# Start of DATASET ENTRIES

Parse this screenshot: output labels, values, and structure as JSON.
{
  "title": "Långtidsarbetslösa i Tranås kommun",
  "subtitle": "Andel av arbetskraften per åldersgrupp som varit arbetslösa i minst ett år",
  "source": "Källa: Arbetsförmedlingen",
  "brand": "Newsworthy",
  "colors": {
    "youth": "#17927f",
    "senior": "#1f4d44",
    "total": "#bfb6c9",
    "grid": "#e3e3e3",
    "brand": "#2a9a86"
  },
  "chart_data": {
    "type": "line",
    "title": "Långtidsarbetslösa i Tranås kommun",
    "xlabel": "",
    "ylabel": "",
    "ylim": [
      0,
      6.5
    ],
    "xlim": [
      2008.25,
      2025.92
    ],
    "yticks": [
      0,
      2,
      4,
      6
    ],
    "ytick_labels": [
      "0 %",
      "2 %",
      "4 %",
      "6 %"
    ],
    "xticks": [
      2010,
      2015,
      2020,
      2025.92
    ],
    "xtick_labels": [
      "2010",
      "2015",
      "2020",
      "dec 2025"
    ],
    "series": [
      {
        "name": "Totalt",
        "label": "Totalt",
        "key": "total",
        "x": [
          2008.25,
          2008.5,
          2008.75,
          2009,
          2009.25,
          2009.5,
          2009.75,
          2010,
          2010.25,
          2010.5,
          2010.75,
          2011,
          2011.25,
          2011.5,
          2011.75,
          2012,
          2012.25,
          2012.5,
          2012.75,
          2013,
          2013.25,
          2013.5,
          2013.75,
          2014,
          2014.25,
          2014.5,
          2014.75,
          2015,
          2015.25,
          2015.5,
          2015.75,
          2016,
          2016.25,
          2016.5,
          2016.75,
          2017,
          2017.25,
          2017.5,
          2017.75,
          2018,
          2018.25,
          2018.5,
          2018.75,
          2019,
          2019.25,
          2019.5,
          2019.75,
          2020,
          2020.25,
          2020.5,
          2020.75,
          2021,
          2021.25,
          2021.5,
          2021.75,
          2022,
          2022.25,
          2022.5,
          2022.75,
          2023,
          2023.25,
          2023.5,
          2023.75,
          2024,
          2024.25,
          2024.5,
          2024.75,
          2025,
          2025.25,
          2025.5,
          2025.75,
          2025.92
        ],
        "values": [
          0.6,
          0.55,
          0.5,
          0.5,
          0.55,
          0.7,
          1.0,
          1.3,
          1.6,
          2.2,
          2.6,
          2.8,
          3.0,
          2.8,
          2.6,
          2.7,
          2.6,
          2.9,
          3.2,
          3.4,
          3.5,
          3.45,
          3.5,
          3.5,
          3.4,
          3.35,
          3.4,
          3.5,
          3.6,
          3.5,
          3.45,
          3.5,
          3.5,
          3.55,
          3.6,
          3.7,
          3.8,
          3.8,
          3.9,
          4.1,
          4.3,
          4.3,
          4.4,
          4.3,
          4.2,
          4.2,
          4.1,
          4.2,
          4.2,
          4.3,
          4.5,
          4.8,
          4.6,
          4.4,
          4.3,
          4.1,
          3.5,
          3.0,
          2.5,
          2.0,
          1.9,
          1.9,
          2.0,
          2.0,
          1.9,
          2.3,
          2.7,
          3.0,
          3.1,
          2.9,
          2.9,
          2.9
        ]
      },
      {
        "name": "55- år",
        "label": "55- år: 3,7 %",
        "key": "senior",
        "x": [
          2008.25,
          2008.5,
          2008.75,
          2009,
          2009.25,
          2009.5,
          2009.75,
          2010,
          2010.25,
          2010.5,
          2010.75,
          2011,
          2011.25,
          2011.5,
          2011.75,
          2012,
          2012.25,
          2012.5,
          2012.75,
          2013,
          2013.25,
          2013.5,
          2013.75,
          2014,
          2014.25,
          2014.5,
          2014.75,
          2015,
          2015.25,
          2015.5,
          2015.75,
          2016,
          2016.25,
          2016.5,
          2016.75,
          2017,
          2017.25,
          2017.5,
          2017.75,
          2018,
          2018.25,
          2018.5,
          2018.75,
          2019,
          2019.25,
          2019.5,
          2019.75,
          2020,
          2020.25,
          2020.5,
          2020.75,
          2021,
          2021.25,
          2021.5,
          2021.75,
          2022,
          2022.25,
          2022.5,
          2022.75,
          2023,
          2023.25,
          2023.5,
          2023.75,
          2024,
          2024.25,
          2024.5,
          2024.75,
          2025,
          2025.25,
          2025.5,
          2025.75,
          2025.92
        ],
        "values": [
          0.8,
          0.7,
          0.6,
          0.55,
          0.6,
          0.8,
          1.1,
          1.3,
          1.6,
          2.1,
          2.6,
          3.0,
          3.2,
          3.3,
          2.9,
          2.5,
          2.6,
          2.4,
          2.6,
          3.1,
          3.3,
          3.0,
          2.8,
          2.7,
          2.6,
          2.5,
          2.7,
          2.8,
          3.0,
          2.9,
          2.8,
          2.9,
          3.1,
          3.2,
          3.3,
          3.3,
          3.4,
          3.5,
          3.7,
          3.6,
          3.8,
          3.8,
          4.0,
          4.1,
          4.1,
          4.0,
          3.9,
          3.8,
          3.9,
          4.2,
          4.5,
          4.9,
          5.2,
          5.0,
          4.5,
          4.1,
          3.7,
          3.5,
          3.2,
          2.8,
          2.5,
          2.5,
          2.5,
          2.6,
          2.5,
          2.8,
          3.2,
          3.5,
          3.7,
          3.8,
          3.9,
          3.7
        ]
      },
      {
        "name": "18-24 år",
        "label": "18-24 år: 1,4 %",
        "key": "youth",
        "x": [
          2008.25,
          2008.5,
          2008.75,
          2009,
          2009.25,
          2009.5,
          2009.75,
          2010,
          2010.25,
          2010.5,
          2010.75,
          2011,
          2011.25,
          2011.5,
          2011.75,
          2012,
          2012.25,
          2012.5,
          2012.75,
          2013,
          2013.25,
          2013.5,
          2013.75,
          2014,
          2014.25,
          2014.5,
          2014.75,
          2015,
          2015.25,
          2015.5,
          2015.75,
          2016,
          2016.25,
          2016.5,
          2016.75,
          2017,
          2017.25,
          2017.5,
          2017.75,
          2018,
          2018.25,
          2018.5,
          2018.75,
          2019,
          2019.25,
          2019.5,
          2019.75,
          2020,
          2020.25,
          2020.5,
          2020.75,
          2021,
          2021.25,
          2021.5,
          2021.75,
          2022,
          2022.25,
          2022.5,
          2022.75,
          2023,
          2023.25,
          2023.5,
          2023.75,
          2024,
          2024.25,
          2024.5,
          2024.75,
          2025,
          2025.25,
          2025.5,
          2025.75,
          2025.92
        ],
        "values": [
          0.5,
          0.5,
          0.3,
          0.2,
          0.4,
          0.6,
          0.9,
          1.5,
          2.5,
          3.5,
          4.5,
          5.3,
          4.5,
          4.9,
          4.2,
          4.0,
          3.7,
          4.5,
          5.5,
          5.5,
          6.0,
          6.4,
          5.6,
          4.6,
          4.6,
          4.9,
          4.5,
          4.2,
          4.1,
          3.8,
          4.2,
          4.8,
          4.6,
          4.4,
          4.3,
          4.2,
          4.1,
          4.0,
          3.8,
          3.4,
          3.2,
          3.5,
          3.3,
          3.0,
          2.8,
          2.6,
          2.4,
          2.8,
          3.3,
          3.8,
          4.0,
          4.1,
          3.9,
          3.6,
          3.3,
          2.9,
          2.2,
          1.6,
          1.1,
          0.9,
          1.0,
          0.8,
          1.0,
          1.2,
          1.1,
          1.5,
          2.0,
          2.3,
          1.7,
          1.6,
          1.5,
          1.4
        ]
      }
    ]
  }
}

# End of DATASET ENTRIES

--- INSTRUCTIONS TO FOLLOW ---
Tally up the lines with the word "Tranås" in them, and answer with that number by itself.

--- WORKED SOLUTION ---
2